Data items:
>>>>>
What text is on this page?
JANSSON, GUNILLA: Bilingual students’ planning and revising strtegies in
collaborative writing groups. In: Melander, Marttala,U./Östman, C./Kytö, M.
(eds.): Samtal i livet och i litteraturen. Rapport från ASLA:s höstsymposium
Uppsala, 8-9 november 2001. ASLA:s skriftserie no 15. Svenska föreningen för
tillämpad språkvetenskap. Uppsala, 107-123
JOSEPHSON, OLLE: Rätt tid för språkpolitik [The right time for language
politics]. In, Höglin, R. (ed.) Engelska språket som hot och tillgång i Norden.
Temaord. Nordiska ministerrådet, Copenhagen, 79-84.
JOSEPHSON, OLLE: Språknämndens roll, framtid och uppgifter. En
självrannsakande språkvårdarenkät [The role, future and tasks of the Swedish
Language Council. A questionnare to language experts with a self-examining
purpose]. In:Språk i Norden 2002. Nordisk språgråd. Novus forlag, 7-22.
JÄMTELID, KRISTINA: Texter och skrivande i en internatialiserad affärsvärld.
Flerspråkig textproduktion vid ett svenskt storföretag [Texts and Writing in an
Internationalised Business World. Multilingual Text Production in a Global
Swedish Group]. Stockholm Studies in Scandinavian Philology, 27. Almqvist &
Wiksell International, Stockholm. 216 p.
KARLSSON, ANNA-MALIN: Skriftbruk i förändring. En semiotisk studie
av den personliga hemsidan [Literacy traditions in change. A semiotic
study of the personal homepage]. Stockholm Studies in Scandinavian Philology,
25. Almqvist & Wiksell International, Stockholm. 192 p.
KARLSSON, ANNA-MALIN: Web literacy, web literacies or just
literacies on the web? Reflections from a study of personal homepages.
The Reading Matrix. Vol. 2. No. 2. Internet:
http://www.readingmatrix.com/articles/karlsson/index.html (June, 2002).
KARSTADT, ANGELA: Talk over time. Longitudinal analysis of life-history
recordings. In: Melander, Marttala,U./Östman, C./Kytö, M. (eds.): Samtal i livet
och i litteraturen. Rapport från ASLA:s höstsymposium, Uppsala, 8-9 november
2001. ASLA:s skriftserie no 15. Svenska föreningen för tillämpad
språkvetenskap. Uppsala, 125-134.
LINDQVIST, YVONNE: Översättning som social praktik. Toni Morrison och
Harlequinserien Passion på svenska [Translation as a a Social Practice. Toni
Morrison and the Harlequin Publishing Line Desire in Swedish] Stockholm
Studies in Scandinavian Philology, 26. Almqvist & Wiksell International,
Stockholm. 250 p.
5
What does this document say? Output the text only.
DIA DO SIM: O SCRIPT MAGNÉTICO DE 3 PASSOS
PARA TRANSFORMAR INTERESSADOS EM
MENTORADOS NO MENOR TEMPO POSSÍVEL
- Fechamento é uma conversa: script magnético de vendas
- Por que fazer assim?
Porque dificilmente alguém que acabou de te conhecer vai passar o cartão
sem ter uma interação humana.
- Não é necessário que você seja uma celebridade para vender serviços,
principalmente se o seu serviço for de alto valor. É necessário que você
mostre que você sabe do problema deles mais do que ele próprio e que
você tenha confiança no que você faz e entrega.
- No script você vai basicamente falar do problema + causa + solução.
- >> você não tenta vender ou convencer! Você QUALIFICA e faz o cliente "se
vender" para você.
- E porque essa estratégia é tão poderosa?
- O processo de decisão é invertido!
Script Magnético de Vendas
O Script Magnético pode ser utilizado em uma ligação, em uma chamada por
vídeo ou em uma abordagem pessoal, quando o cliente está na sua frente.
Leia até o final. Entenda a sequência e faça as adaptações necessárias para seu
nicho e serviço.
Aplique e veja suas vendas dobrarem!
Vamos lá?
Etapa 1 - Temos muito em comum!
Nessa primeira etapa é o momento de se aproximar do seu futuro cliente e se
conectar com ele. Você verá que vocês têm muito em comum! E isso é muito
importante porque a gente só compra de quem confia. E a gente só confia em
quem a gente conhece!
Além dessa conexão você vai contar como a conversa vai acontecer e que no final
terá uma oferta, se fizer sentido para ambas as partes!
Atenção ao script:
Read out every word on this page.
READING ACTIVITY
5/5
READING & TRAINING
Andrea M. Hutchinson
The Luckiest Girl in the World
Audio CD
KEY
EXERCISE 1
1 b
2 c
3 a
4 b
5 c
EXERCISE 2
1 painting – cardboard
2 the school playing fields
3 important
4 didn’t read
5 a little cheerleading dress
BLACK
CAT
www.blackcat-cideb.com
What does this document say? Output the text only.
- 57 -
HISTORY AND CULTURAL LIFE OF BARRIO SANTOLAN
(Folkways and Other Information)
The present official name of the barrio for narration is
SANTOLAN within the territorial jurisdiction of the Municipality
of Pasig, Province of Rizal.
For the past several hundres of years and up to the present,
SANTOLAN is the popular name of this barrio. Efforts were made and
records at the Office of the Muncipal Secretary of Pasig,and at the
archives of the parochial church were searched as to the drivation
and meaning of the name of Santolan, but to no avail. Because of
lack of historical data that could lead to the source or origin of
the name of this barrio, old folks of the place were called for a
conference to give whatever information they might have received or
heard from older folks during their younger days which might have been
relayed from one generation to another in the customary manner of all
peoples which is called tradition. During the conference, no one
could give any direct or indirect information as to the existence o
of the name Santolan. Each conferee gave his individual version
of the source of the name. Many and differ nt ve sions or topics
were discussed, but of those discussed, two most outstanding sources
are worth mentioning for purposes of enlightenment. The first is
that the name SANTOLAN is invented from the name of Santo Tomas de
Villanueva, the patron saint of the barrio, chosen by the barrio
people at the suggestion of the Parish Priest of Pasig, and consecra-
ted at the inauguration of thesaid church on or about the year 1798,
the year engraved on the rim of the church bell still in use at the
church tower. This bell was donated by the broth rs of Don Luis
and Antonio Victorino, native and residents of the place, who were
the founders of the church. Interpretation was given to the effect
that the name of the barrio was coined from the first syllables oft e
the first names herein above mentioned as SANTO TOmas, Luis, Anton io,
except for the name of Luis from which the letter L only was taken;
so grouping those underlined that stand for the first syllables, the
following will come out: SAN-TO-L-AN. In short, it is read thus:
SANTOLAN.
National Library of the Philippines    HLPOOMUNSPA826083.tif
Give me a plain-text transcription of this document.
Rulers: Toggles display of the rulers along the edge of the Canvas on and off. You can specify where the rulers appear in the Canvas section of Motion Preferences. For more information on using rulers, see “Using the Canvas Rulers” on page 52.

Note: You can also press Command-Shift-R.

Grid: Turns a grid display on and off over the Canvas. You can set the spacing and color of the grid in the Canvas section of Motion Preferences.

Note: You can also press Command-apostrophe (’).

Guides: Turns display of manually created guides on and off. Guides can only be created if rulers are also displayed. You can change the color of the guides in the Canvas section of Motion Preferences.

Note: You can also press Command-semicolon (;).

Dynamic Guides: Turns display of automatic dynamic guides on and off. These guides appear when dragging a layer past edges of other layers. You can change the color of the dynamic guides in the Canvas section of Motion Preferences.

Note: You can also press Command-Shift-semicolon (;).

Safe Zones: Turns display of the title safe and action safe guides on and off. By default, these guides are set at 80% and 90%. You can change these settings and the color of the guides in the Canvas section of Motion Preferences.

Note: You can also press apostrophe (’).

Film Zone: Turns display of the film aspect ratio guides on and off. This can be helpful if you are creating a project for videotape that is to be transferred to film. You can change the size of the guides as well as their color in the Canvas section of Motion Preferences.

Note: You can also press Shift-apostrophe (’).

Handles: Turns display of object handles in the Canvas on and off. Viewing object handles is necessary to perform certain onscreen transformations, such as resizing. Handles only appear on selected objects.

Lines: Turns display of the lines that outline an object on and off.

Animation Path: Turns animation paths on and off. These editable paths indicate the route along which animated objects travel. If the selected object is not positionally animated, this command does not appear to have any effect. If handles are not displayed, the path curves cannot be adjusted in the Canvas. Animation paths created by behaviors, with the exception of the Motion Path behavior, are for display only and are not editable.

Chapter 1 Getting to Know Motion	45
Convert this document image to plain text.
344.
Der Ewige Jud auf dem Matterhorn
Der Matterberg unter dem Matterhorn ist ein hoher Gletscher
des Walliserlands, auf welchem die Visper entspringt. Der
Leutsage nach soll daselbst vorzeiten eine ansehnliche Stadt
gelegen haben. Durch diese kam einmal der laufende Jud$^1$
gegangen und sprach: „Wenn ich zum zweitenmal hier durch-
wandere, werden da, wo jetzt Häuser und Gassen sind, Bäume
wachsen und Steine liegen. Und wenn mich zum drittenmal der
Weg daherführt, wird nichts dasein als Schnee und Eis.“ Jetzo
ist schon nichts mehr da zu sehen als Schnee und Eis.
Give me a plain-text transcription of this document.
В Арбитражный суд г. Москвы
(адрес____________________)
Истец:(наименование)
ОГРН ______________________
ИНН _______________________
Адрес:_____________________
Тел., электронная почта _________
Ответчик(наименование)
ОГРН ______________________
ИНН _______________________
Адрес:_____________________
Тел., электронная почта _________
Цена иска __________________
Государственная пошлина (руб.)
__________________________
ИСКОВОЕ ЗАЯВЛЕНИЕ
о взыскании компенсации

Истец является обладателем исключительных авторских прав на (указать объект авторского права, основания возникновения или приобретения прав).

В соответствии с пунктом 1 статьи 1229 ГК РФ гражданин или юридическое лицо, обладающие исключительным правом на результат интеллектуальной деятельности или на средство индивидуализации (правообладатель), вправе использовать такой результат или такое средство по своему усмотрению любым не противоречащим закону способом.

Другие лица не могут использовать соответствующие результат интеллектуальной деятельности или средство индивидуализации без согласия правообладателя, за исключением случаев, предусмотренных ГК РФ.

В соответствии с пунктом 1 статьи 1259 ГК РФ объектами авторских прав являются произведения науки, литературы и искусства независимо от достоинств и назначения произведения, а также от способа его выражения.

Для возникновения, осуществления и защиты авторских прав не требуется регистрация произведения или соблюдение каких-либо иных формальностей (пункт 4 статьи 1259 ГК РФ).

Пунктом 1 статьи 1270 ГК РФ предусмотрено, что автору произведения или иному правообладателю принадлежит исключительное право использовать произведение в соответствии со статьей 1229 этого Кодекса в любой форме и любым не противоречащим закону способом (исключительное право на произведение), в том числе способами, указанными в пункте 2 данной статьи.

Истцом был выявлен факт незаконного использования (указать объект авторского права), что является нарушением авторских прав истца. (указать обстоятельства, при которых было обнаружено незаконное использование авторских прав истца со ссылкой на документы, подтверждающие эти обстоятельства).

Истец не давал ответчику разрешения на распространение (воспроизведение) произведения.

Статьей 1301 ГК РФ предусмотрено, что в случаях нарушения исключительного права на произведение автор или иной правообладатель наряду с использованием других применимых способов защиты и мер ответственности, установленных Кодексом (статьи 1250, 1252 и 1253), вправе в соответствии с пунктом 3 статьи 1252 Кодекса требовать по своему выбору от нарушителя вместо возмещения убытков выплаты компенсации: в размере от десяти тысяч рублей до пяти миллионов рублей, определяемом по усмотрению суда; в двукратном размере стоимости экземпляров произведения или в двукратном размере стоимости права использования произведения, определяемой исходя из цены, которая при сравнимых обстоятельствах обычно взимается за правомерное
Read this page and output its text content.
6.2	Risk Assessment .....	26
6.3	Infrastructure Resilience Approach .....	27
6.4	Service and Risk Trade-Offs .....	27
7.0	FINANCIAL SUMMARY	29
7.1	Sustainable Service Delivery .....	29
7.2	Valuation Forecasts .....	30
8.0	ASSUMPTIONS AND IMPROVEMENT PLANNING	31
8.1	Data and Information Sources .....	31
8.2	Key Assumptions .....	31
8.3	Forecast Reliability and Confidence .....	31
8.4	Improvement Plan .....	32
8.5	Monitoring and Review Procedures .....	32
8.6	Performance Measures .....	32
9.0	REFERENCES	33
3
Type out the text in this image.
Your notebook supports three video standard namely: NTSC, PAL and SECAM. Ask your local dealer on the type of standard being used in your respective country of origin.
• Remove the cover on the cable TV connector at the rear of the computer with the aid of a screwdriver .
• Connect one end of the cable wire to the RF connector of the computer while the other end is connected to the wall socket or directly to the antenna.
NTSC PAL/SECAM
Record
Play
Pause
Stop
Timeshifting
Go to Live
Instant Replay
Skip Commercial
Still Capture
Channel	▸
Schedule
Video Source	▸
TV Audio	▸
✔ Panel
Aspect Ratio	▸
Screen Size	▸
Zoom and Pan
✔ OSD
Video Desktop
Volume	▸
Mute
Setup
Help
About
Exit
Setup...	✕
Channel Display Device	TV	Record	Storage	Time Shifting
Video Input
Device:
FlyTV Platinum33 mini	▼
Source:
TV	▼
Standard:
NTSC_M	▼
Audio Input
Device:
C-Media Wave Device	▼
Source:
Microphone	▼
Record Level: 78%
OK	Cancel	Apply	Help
<<<<<
Given task: Count every line of the records that holds "средство". State the number, nothing else.

Answer to the problem: 2